*SOURCE RECORDS*.
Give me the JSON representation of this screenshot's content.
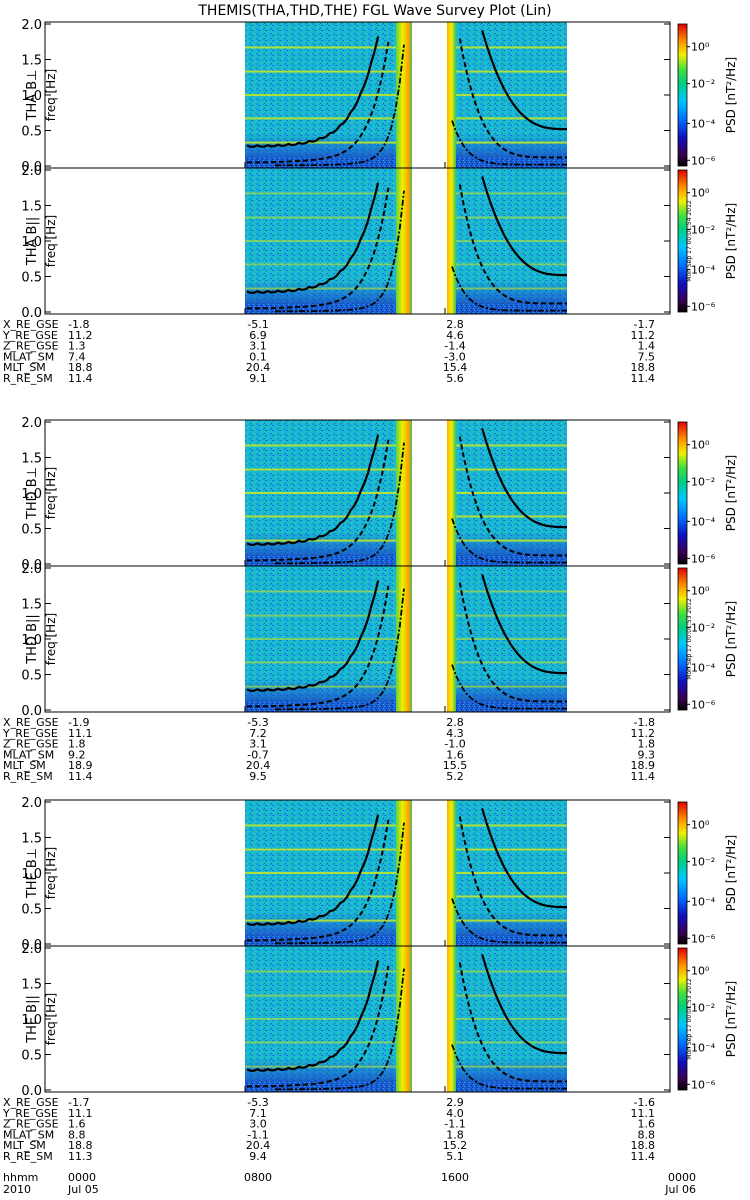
{
  "title": "THEMIS(THA,THD,THE) FGL Wave Survey Plot (Lin)",
  "footer": {
    "rows": [
      {
        "label": "hhmm",
        "values": [
          "0000",
          "0800",
          "1600",
          "0000"
        ]
      },
      {
        "label": "2010",
        "values": [
          "Jul 05",
          "",
          "",
          "Jul 06"
        ]
      }
    ]
  },
  "chart_data": [
    {
      "type": "heatmap",
      "probe": "THA",
      "panels": [
        {
          "ylabel": "THA B⊥",
          "yunit": "freq [Hz]"
        },
        {
          "ylabel": "THA B||",
          "yunit": "freq [Hz]"
        }
      ],
      "yticks": [
        "0.0",
        "0.5",
        "1.0",
        "1.5",
        "2.0"
      ],
      "ylim": [
        0,
        2
      ],
      "colorbar": {
        "label": "PSD [nT²/Hz]",
        "ticks": [
          "10⁰",
          "10⁻²",
          "10⁻⁴",
          "10⁻⁶"
        ],
        "scale": "log"
      },
      "stamp": "Mon Sep 17 00:01:54 2012",
      "ephemeris": [
        {
          "label": "X_RE_GSE",
          "values": [
            "-1.8",
            "-5.1",
            "2.8",
            "-1.7"
          ]
        },
        {
          "label": "Y_RE_GSE",
          "values": [
            "11.2",
            "6.9",
            "4.6",
            "11.2"
          ]
        },
        {
          "label": "Z_RE_GSE",
          "values": [
            "1.3",
            "3.1",
            "-1.4",
            "1.4"
          ]
        },
        {
          "label": "MLAT_SM",
          "values": [
            "7.4",
            "0.1",
            "-3.0",
            "7.5"
          ]
        },
        {
          "label": "MLT_SM",
          "values": [
            "18.8",
            "20.4",
            "15.4",
            "18.8"
          ]
        },
        {
          "label": "R_RE_SM",
          "values": [
            "11.4",
            "9.1",
            "5.6",
            "11.4"
          ]
        }
      ]
    },
    {
      "type": "heatmap",
      "probe": "THD",
      "panels": [
        {
          "ylabel": "THD B⊥",
          "yunit": "freq [Hz]"
        },
        {
          "ylabel": "THD B||",
          "yunit": "freq [Hz]"
        }
      ],
      "yticks": [
        "0.0",
        "0.5",
        "1.0",
        "1.5",
        "2.0"
      ],
      "ylim": [
        0,
        2
      ],
      "colorbar": {
        "label": "PSD [nT²/Hz]",
        "ticks": [
          "10⁰",
          "10⁻²",
          "10⁻⁴",
          "10⁻⁶"
        ],
        "scale": "log"
      },
      "stamp": "Mon Sep 17 00:01:53 2012",
      "ephemeris": [
        {
          "label": "X_RE_GSE",
          "values": [
            "-1.9",
            "-5.3",
            "2.8",
            "-1.8"
          ]
        },
        {
          "label": "Y_RE_GSE",
          "values": [
            "11.1",
            "7.2",
            "4.3",
            "11.2"
          ]
        },
        {
          "label": "Z_RE_GSE",
          "values": [
            "1.8",
            "3.1",
            "-1.0",
            "1.8"
          ]
        },
        {
          "label": "MLAT_SM",
          "values": [
            "9.2",
            "-0.7",
            "1.6",
            "9.3"
          ]
        },
        {
          "label": "MLT_SM",
          "values": [
            "18.9",
            "20.4",
            "15.5",
            "18.9"
          ]
        },
        {
          "label": "R_RE_SM",
          "values": [
            "11.4",
            "9.5",
            "5.2",
            "11.4"
          ]
        }
      ]
    },
    {
      "type": "heatmap",
      "probe": "THE",
      "panels": [
        {
          "ylabel": "THE B⊥",
          "yunit": "freq [Hz]"
        },
        {
          "ylabel": "THE B||",
          "yunit": "freq [Hz]"
        }
      ],
      "yticks": [
        "0.0",
        "0.5",
        "1.0",
        "1.5",
        "2.0"
      ],
      "ylim": [
        0,
        2
      ],
      "colorbar": {
        "label": "PSD [nT²/Hz]",
        "ticks": [
          "10⁰",
          "10⁻²",
          "10⁻⁴",
          "10⁻⁶"
        ],
        "scale": "log"
      },
      "stamp": "Mon Sep 17 00:01:53 2012",
      "ephemeris": [
        {
          "label": "X_RE_GSE",
          "values": [
            "-1.7",
            "-5.3",
            "2.9",
            "-1.6"
          ]
        },
        {
          "label": "Y_RE_GSE",
          "values": [
            "11.1",
            "7.1",
            "4.0",
            "11.1"
          ]
        },
        {
          "label": "Z_RE_GSE",
          "values": [
            "1.6",
            "3.0",
            "-1.1",
            "1.6"
          ]
        },
        {
          "label": "MLAT_SM",
          "values": [
            "8.8",
            "-1.1",
            "1.8",
            "8.8"
          ]
        },
        {
          "label": "MLT_SM",
          "values": [
            "18.8",
            "20.4",
            "15.2",
            "18.8"
          ]
        },
        {
          "label": "R_RE_SM",
          "values": [
            "11.3",
            "9.4",
            "5.1",
            "11.4"
          ]
        }
      ]
    }
  ]
}
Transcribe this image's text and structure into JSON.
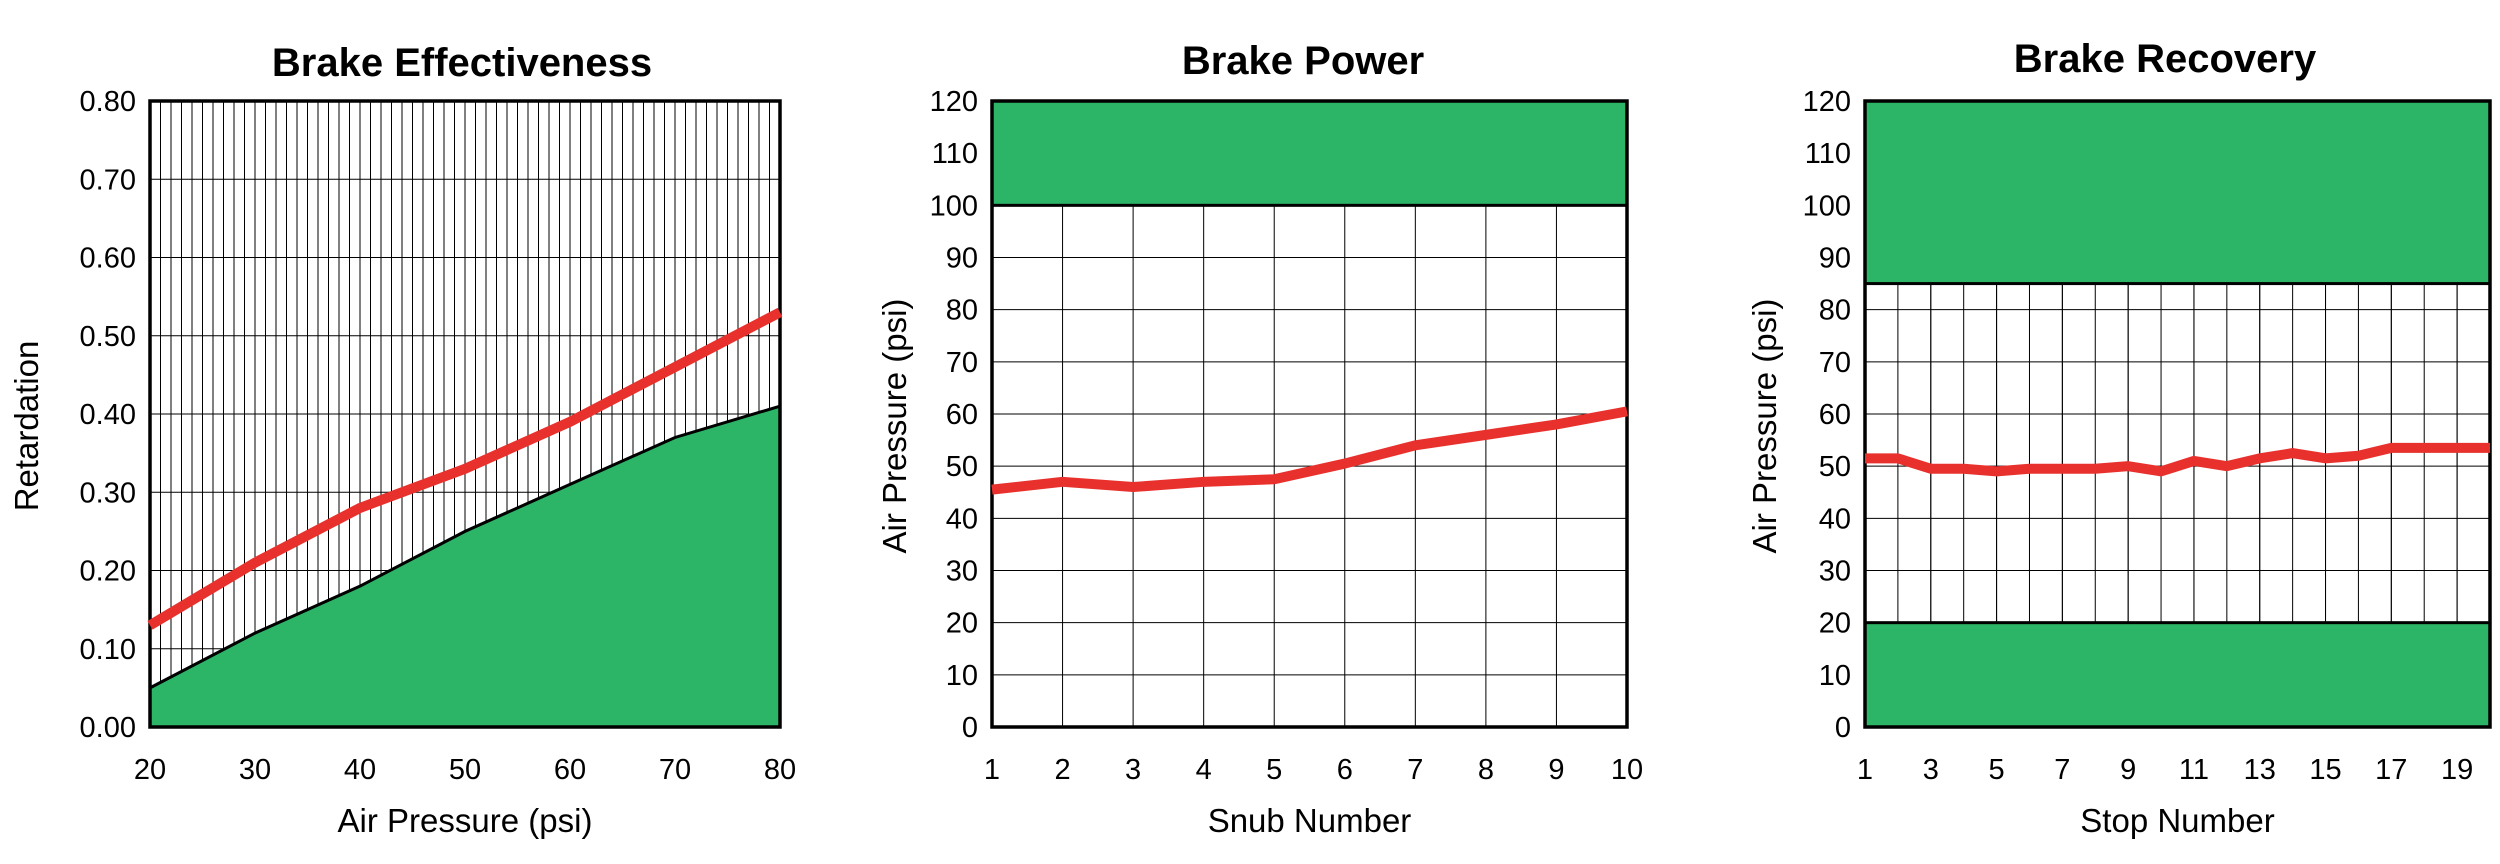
{
  "chart_data": [
    {
      "type": "area",
      "title": "Brake Effectiveness",
      "xlabel": "Air Pressure (psi)",
      "ylabel": "Retardation",
      "xlim": [
        20,
        80
      ],
      "ylim": [
        0,
        0.8
      ],
      "x_ticks": [
        "20",
        "30",
        "40",
        "50",
        "60",
        "70",
        "80"
      ],
      "y_ticks": [
        "0.00",
        "0.10",
        "0.20",
        "0.30",
        "0.40",
        "0.50",
        "0.60",
        "0.70",
        "0.80"
      ],
      "grid": true,
      "shaded_area": {
        "color": "#2db567",
        "x": [
          20,
          30,
          40,
          50,
          60,
          70,
          80
        ],
        "y": [
          0.05,
          0.12,
          0.18,
          0.25,
          0.31,
          0.37,
          0.41
        ]
      },
      "series": [
        {
          "color": "#e8312d",
          "x": [
            20,
            30,
            40,
            50,
            60,
            70,
            80
          ],
          "y": [
            0.13,
            0.21,
            0.28,
            0.33,
            0.39,
            0.46,
            0.53
          ]
        }
      ]
    },
    {
      "type": "line",
      "title": "Brake Power",
      "xlabel": "Snub Number",
      "ylabel": "Air Pressure (psi)",
      "xlim": [
        1,
        10
      ],
      "ylim": [
        0,
        120
      ],
      "x_ticks": [
        "1",
        "2",
        "3",
        "4",
        "5",
        "6",
        "7",
        "8",
        "9",
        "10"
      ],
      "y_ticks": [
        "0",
        "10",
        "20",
        "30",
        "40",
        "50",
        "60",
        "70",
        "80",
        "90",
        "100",
        "110",
        "120"
      ],
      "grid": true,
      "bands": [
        {
          "from": 100,
          "to": 120,
          "color": "#2db567"
        }
      ],
      "series": [
        {
          "color": "#e8312d",
          "x": [
            1,
            2,
            3,
            4,
            5,
            6,
            7,
            8,
            9,
            10
          ],
          "y": [
            45.5,
            47,
            46,
            47,
            47.5,
            50.5,
            54,
            56,
            58,
            60.5
          ]
        }
      ]
    },
    {
      "type": "line",
      "title": "Brake Recovery",
      "xlabel": "Stop Number",
      "ylabel": "Air Pressure (psi)",
      "xlim": [
        1,
        20
      ],
      "ylim": [
        0,
        120
      ],
      "x_ticks": [
        "1",
        "3",
        "5",
        "7",
        "9",
        "11",
        "13",
        "15",
        "17",
        "19"
      ],
      "y_ticks": [
        "0",
        "10",
        "20",
        "30",
        "40",
        "50",
        "60",
        "70",
        "80",
        "90",
        "100",
        "110",
        "120"
      ],
      "grid": true,
      "bands": [
        {
          "from": 85,
          "to": 120,
          "color": "#2db567"
        },
        {
          "from": 0,
          "to": 20,
          "color": "#2db567"
        }
      ],
      "series": [
        {
          "color": "#e8312d",
          "x": [
            1,
            2,
            3,
            4,
            5,
            6,
            7,
            8,
            9,
            10,
            11,
            12,
            13,
            14,
            15,
            16,
            17,
            18,
            19,
            20
          ],
          "y": [
            51.5,
            51.5,
            49.5,
            49.5,
            49,
            49.5,
            49.5,
            49.5,
            50,
            49,
            51,
            50,
            51.5,
            52.5,
            51.5,
            52,
            53.5,
            53.5,
            53.5,
            53.5
          ]
        }
      ]
    }
  ]
}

*AIM*. Copy every single line of the material above that holds "ylabel".

*RESPONSE TO THE TASK*.
          "ylabel": "THA B⊥",
          "ylabel": "THA B||",
          "ylabel": "THD B⊥",
          "ylabel": "THD B||",
          "ylabel": "THE B⊥",
          "ylabel": "THE B||",
      "ylabel": "Retardation",
      "ylabel": "Air Pressure (psi)",
      "ylabel": "Air Pressure (psi)",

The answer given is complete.